Doing something useful with our money

house-pension

Pension Funds like bonds, they provide a regular income stream and some bonds pay income for twenty years or more, a bit like lending money as a mortgage. Which begs the question “why don’t pension funds lend money as mortgages?”.

Well the short answer is “because that’s what banks do”, which is all very well but banks haven’t been doing this very much lately. The US securitisation market remains large, but in Europe issuance is now a quarter of its size at the 2008 peak.

What this has meant is that people in Britain haven’t been getting easy access to mortgages and pension funds, much as they’d like the secure income streams, mortage lending provide, haven’t been investing in these banking securities.

It was a heartening, as I contemplate another night helping out at a Crisis centre to read in the FT that the Dutch have found a way round this problem

Mr van Hessen, who had worked for NIBC, a Dutch investment bank, decided to fill that gap. His idea was to bypass the banks and encourage other kinds of investors — pension funds and insurance companies — to enter the residential mortgage business.

+ + +

* COMPLETE THE FOLLOWING
A) According to the text on pension funds and mortgages, how large is European securitization issuance now compared with its 2008 peak?
B) Pick up the text on pension funds and mortgage lending after its final sentence and write what comes next.
The material after this text has no connection to it.

+ + +

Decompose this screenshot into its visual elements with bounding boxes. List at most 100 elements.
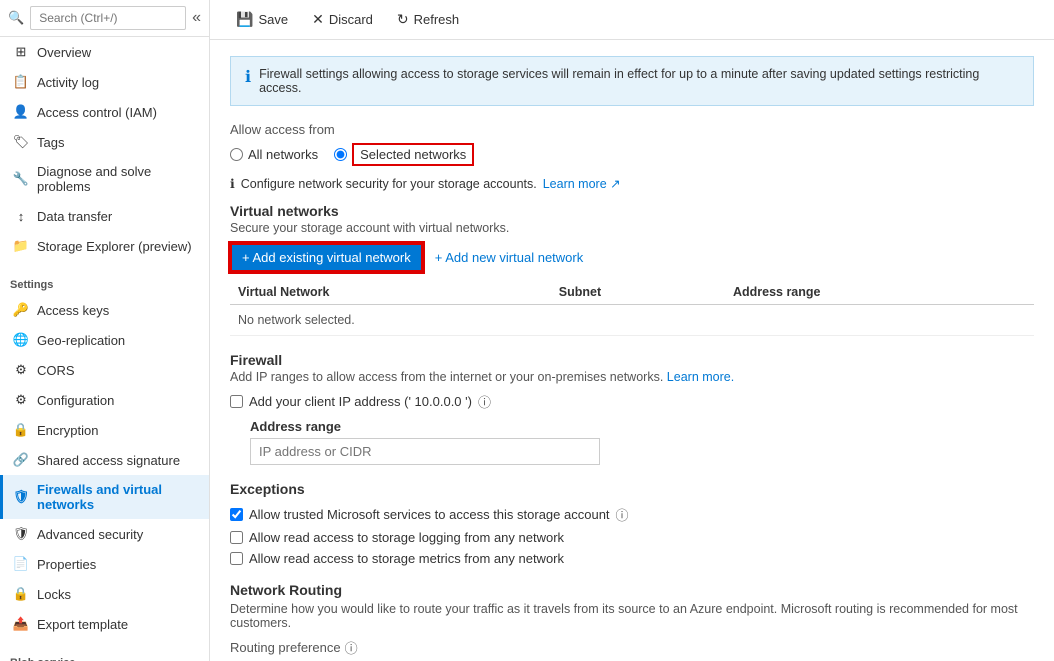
sidebar-item-label: Configuration (37, 393, 114, 408)
add-existing-vn-label: + Add existing virtual network (242, 250, 411, 265)
refresh-label: Refresh (414, 12, 460, 27)
table-row: No network selected. (230, 305, 1034, 336)
sidebar-item-label: Storage Explorer (preview) (37, 239, 192, 254)
exc-row-3[interactable]: Allow read access to storage metrics fro… (230, 551, 1034, 566)
advanced-security-icon: 🛡 (13, 526, 29, 542)
vn-col-name: Virtual Network (230, 280, 551, 305)
refresh-icon: ↻ (397, 11, 409, 28)
export-template-icon: 📤 (13, 616, 29, 632)
configure-text: Configure network security for your stor… (241, 177, 537, 191)
sidebar-item-tags[interactable]: 🏷 Tags (0, 127, 209, 157)
exc-row-2[interactable]: Allow read access to storage logging fro… (230, 530, 1034, 545)
vn-table: Virtual Network Subnet Address range No … (230, 280, 1034, 336)
configure-info: ℹ Configure network security for your st… (230, 176, 1034, 191)
sidebar-item-encryption[interactable]: 🔒Encryption (0, 415, 209, 445)
fw-learn-more-link[interactable]: Learn more. (667, 370, 734, 384)
routing-pref-text: Routing preference (230, 640, 341, 655)
fw-client-ip-checkbox[interactable] (230, 395, 243, 408)
diagnose-icon: 🔧 (13, 171, 29, 187)
info-banner-text: Firewall settings allowing access to sto… (259, 67, 1019, 95)
sidebar-item-properties[interactable]: 📄Properties (0, 549, 209, 579)
properties-icon: 📄 (13, 556, 29, 572)
add-existing-vn-button[interactable]: + Add existing virtual network (230, 243, 423, 272)
toolbar: 💾 Save ✕ Discard ↻ Refresh (210, 0, 1054, 40)
routing-title: Network Routing (230, 582, 1034, 598)
storage-explorer-icon: 📁 (13, 238, 29, 254)
exc-cb3[interactable] (230, 552, 243, 565)
search-icon: 🔍 (8, 10, 24, 26)
geo-replication-icon: 🌐 (13, 332, 29, 348)
exceptions-section: Exceptions Allow trusted Microsoft servi… (230, 481, 1034, 566)
exc-cb1-label: Allow trusted Microsoft services to acce… (249, 507, 610, 522)
external-link-icon: ↗ (610, 177, 620, 191)
address-range-input[interactable] (250, 438, 600, 465)
vn-col-subnet: Subnet (551, 280, 725, 305)
exc-cb2[interactable] (230, 531, 243, 544)
search-bar[interactable]: 🔍 « (0, 0, 209, 37)
sidebar-item-access-control[interactable]: 👤Access control (IAM) (0, 97, 209, 127)
sidebar-item-label: Geo-replication (37, 333, 125, 348)
discard-label: Discard (329, 12, 373, 27)
blob-section-label: Blob service (0, 647, 209, 661)
radio-all-networks-input[interactable] (230, 148, 243, 161)
sidebar-item-locks[interactable]: 🔒 Locks (0, 579, 209, 609)
routing-section: Network Routing Determine how you would … (230, 582, 1034, 661)
fw-learn-more-text: Learn more. (667, 370, 734, 384)
vn-col-address: Address range (725, 280, 1034, 305)
save-label: Save (258, 12, 288, 27)
address-range-label: Address range (250, 419, 1034, 434)
fw-client-ip-label: Add your client IP address (' 10.0.0.0 '… (249, 394, 472, 409)
sidebar-item-label: Data transfer (37, 209, 112, 224)
sidebar-item-label: Diagnose and solve problems (37, 164, 199, 194)
sidebar-item-label: Locks (37, 587, 71, 602)
discard-button[interactable]: ✕ Discard (302, 6, 383, 33)
radio-selected-networks-input[interactable] (334, 148, 347, 161)
sidebar-top-section: ⊞Overview📋Activity log👤Access control (I… (0, 37, 209, 261)
access-control-icon: 👤 (13, 104, 29, 120)
exc-row-1[interactable]: Allow trusted Microsoft services to acce… (230, 505, 1034, 524)
collapse-sidebar-btn[interactable]: « (192, 9, 201, 27)
shared-access-icon: 🔗 (13, 452, 29, 468)
radio-all-networks[interactable]: All networks (230, 147, 318, 162)
search-input[interactable] (30, 6, 186, 30)
data-transfer-icon: ↕ (13, 208, 29, 224)
sidebar-item-label: Advanced security (37, 527, 143, 542)
sidebar-item-geo-replication[interactable]: 🌐 Geo-replication (0, 325, 209, 355)
refresh-button[interactable]: ↻ Refresh (387, 6, 469, 33)
sidebar-item-label: Shared access signature (37, 453, 180, 468)
fw-info-icon: ⓘ (478, 392, 491, 411)
sidebar-item-shared-access[interactable]: 🔗 Shared access signature (0, 445, 209, 475)
firewalls-icon: 🛡 (13, 489, 29, 505)
exc-info-icon-1: ⓘ (616, 505, 629, 524)
save-icon: 💾 (236, 11, 253, 28)
save-button[interactable]: 💾 Save (226, 6, 298, 33)
exc-cb1[interactable] (230, 508, 243, 521)
locks-icon: 🔒 (13, 586, 29, 602)
virtual-networks-section: Virtual networks Secure your storage acc… (230, 203, 1034, 336)
sidebar-item-cors[interactable]: ⚙CORS (0, 355, 209, 385)
no-network-msg: No network selected. (230, 305, 1034, 336)
radio-selected-networks[interactable]: Selected networks (334, 143, 474, 166)
allow-access-radio-group: All networks Selected networks (230, 143, 1034, 166)
sidebar-item-data-transfer[interactable]: ↕ Data transfer (0, 201, 209, 231)
sidebar-item-export-template[interactable]: 📤Export template (0, 609, 209, 639)
sidebar-item-activity-log[interactable]: 📋Activity log (0, 67, 209, 97)
exc-cb3-label: Allow read access to storage metrics fro… (249, 551, 564, 566)
sidebar: 🔍 « ⊞Overview📋Activity log👤Access contro… (0, 0, 210, 661)
activity-log-icon: 📋 (13, 74, 29, 90)
sidebar-item-firewalls[interactable]: 🛡Firewalls and virtual networks (0, 475, 209, 519)
sidebar-item-label: Tags (37, 135, 64, 150)
tags-icon: 🏷 (13, 134, 29, 150)
sidebar-item-diagnose[interactable]: 🔧 Diagnose and solve problems (0, 157, 209, 201)
settings-section-label: Settings (0, 269, 209, 295)
add-new-vn-button[interactable]: + Add new virtual network (435, 250, 584, 265)
sidebar-item-label: Overview (37, 45, 91, 60)
sidebar-item-advanced-security[interactable]: 🛡 Advanced security (0, 519, 209, 549)
fw-client-ip-row[interactable]: Add your client IP address (' 10.0.0.0 '… (230, 392, 1034, 411)
sidebar-item-overview[interactable]: ⊞Overview (0, 37, 209, 67)
sidebar-item-access-keys[interactable]: 🔑Access keys (0, 295, 209, 325)
sidebar-item-storage-explorer[interactable]: 📁 Storage Explorer (preview) (0, 231, 209, 261)
learn-more-link[interactable]: Learn more ↗ (543, 176, 621, 191)
sidebar-item-label: CORS (37, 363, 75, 378)
sidebar-item-configuration[interactable]: ⚙Configuration (0, 385, 209, 415)
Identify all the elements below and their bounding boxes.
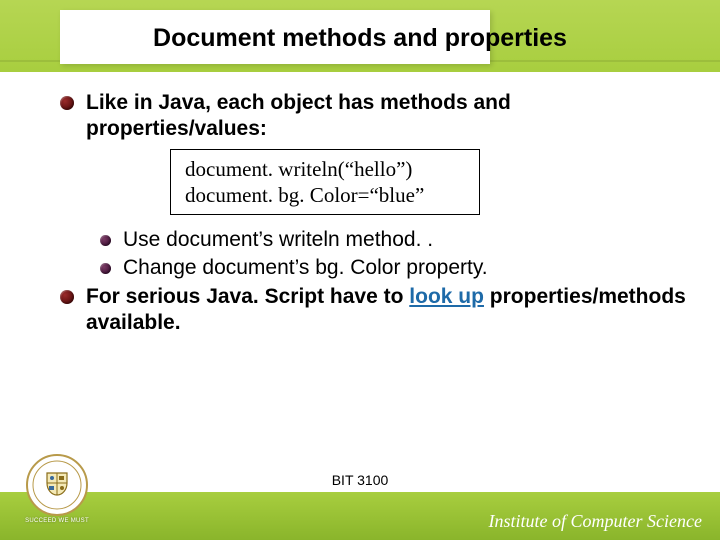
code-line: document. bg. Color=“blue” <box>185 182 465 208</box>
crest-icon <box>25 453 89 517</box>
bullet-icon <box>60 290 74 304</box>
motto-text: SUCCEED WE MUST <box>18 518 96 524</box>
lookup-link[interactable]: look up <box>409 285 484 308</box>
sub-bullet-text: Use document’s writeln method. . <box>123 227 690 253</box>
bullet-text: For serious Java. Script have to look up… <box>86 284 690 337</box>
code-line: document. writeln(“hello”) <box>185 156 465 182</box>
bullet-icon <box>100 263 111 274</box>
bullet-text: Like in Java, each object has methods an… <box>86 90 690 143</box>
bullet-item: For serious Java. Script have to look up… <box>60 284 690 337</box>
bullet-icon <box>100 235 111 246</box>
sub-bullet-item: Change document’s bg. Color property. <box>100 255 690 281</box>
sub-bullet-item: Use document’s writeln method. . <box>100 227 690 253</box>
bullet-icon <box>60 96 74 110</box>
university-crest: SUCCEED WE MUST <box>18 453 96 524</box>
slide-title: Document methods and properties <box>0 24 720 53</box>
slide-body: Like in Java, each object has methods an… <box>60 90 690 342</box>
institute-name: Institute of Computer Science <box>489 511 702 532</box>
sub-bullet-text: Change document’s bg. Color property. <box>123 255 690 281</box>
code-block: document. writeln(“hello”) document. bg.… <box>170 149 480 216</box>
footer-code: BIT 3100 <box>0 472 720 488</box>
bullet-item: Like in Java, each object has methods an… <box>60 90 690 143</box>
bullet-text-fragment: For serious Java. Script have to <box>86 285 409 308</box>
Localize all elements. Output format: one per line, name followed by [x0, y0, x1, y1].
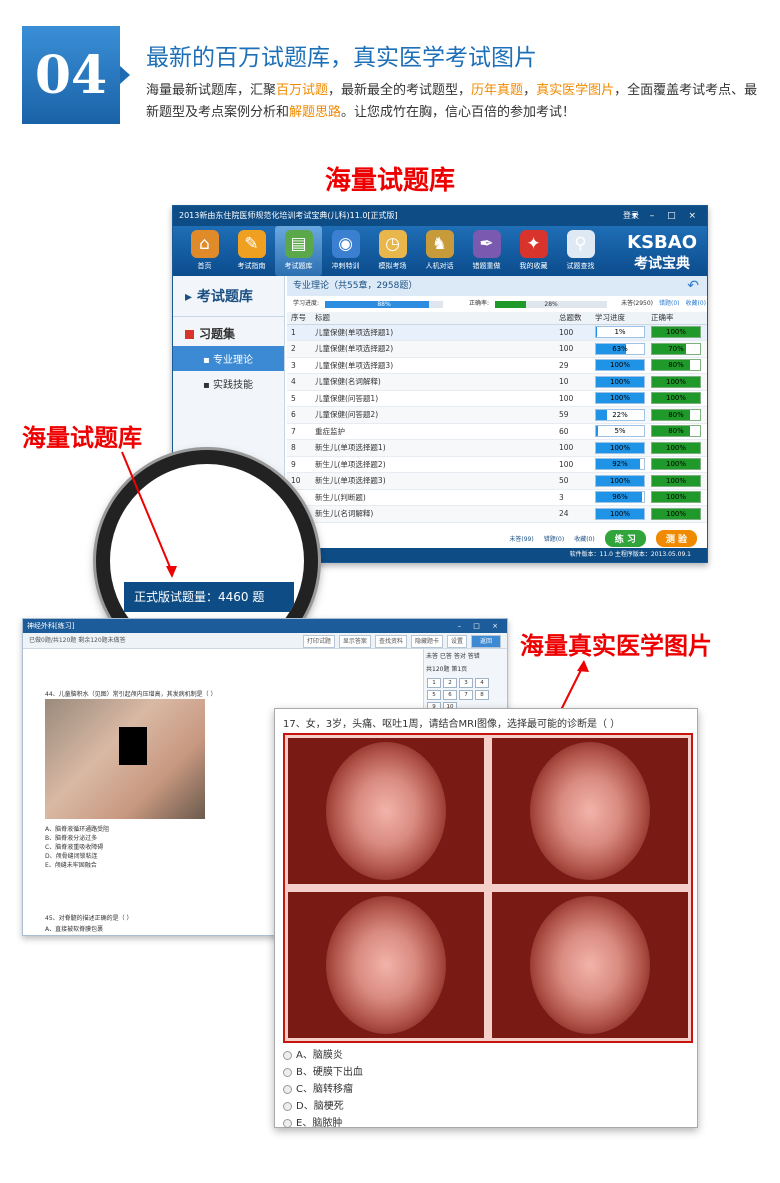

+ + +

* EXPECTED RESULTS
A) It is a quarter of its size at the 2008 peak.

B)
These institutional investors, which typically invest in bonds and other financial securities, were happy to listen to his pitch. With bond yields being held down by the post-crisis policies of the central banks, the notion of earning a higher return from mortgages was appealing.

https://www.ft.com/content/2c8045a2-c77f-11e6-9043-7e34c07b46ef

Of course this means cutting out the Banks, who are just another link in an ownership chain but the Banks don’t seem to mind

Post-crisis regulations have contributed to the rise in non-bank lending. Solvency II, the EU-wide regulation for the insurance industry that came into effect at the start of this year, discourages investment in asset-backed securities.

“From a Solvency II perspective, the securitisation market just doesn’t work,” says Frank Meijer, head of asset-backed securities and mortgages at Aegon Asset Management, which manages assets for the insurance company. “What do work are whole loans, especially residential mortgages.”


Do we mind where the money comes from?

The clamour for any kind of Government scheme which helps us get ourselves or our kids on the housing ladder, suggests that we aren’t too fussy how we do it, the end justifies the means.

These numbers suggest that the majority of adult people in this country do not fall into the cosy stereotype of Thatcher’s Britain.

Frankly, the distribution of privilege is massively skewed towards those who can drive, travel and who can buy a house. These people are also those most likely to have a decent pension.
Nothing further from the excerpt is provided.